→ **Your instructions**
Write out the entries verbatim and leave the images out of the copy.

[start Provided material]

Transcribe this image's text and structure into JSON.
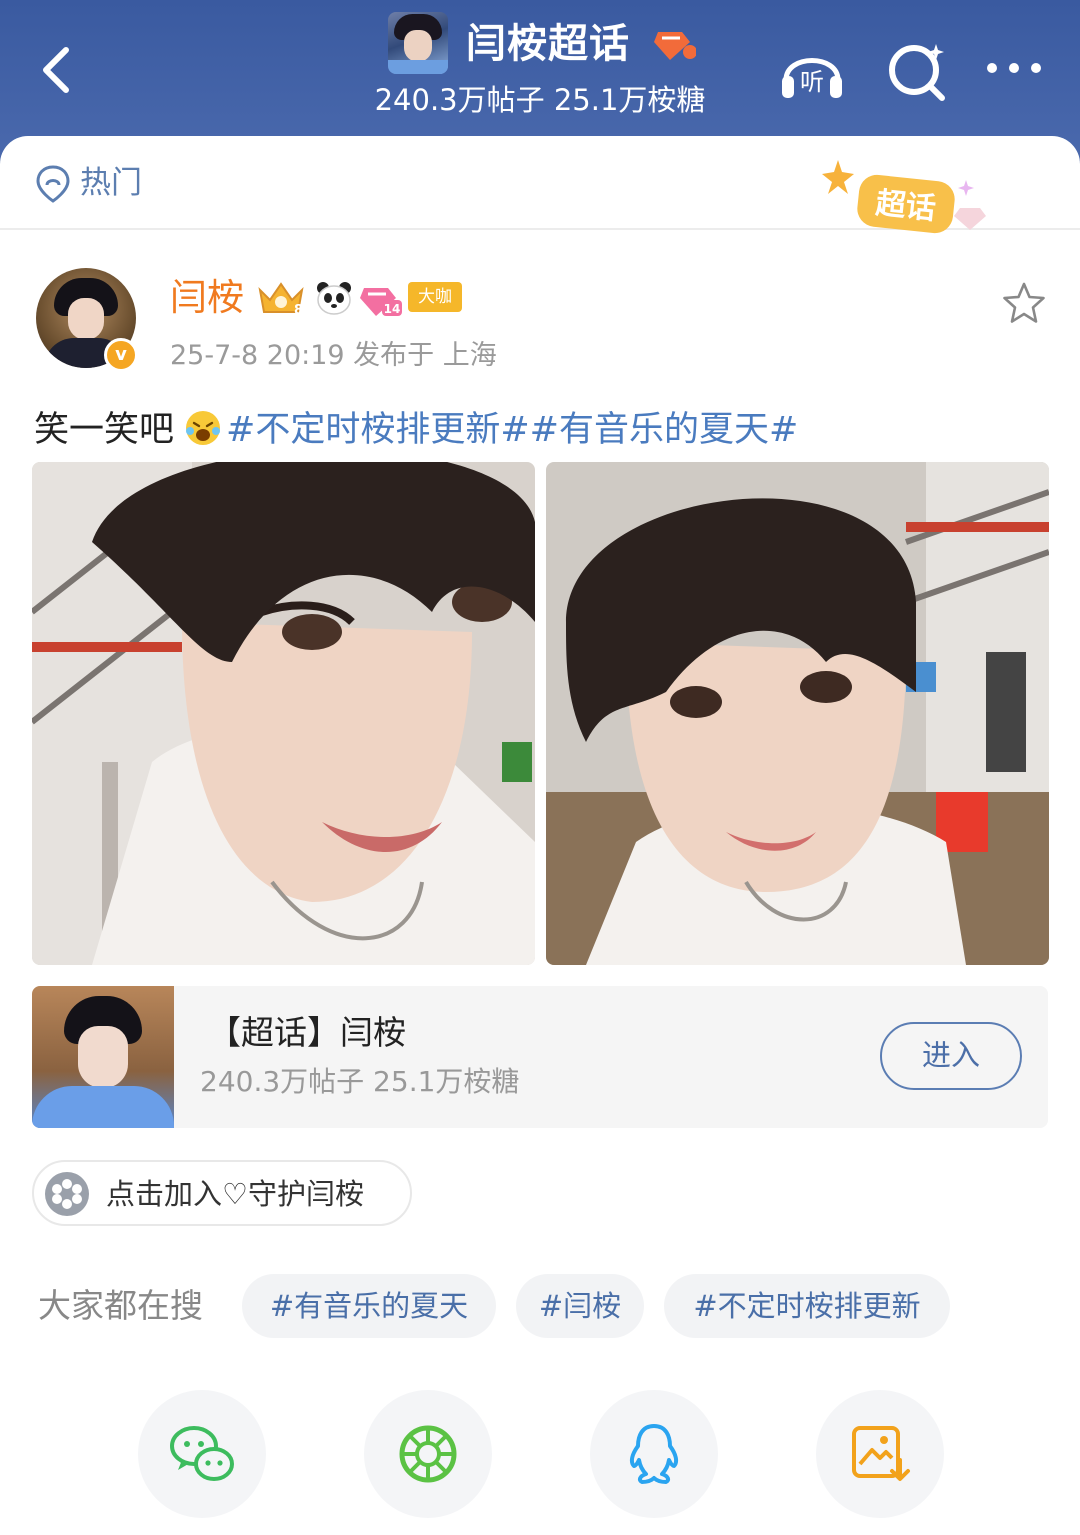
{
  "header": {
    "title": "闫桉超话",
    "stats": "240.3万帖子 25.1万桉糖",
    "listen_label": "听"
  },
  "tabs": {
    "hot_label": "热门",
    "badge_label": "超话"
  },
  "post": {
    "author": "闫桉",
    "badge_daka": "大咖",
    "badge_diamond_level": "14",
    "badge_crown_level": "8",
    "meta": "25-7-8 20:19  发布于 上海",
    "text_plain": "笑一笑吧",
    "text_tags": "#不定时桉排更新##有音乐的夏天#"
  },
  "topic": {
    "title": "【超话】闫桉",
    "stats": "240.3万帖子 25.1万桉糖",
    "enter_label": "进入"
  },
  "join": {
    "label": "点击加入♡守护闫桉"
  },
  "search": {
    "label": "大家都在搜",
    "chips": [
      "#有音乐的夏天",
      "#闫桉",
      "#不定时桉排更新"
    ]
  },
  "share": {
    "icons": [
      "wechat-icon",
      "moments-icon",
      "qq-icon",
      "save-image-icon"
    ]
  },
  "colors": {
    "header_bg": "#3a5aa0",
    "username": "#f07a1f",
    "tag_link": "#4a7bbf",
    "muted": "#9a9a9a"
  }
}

[end Provided material]

→ **Output**
Transcribe this image's text and structure into JSON.
{
  "header": {
    "title": "闫桉超话",
    "stats": "240.3万帖子 25.1万桉糖",
    "listen_label": "听"
  },
  "tabs": {
    "hot_label": "热门",
    "badge_label": "超话"
  },
  "post": {
    "author": "闫桉",
    "badge_daka": "大咖",
    "badge_diamond_level": "14",
    "badge_crown_level": "8",
    "meta": "25-7-8 20:19  发布于 上海",
    "text_plain": "笑一笑吧",
    "text_tags": "#不定时桉排更新##有音乐的夏天#"
  },
  "topic": {
    "title": "【超话】闫桉",
    "stats": "240.3万帖子 25.1万桉糖",
    "enter_label": "进入"
  },
  "join": {
    "label": "点击加入♡守护闫桉"
  },
  "search": {
    "label": "大家都在搜",
    "chips": [
      "#有音乐的夏天",
      "#闫桉",
      "#不定时桉排更新"
    ]
  },
  "share": {
    "icons": [
      "wechat-icon",
      "moments-icon",
      "qq-icon",
      "save-image-icon"
    ]
  },
  "colors": {
    "header_bg": "#3a5aa0",
    "username": "#f07a1f",
    "tag_link": "#4a7bbf",
    "muted": "#9a9a9a"
  }
}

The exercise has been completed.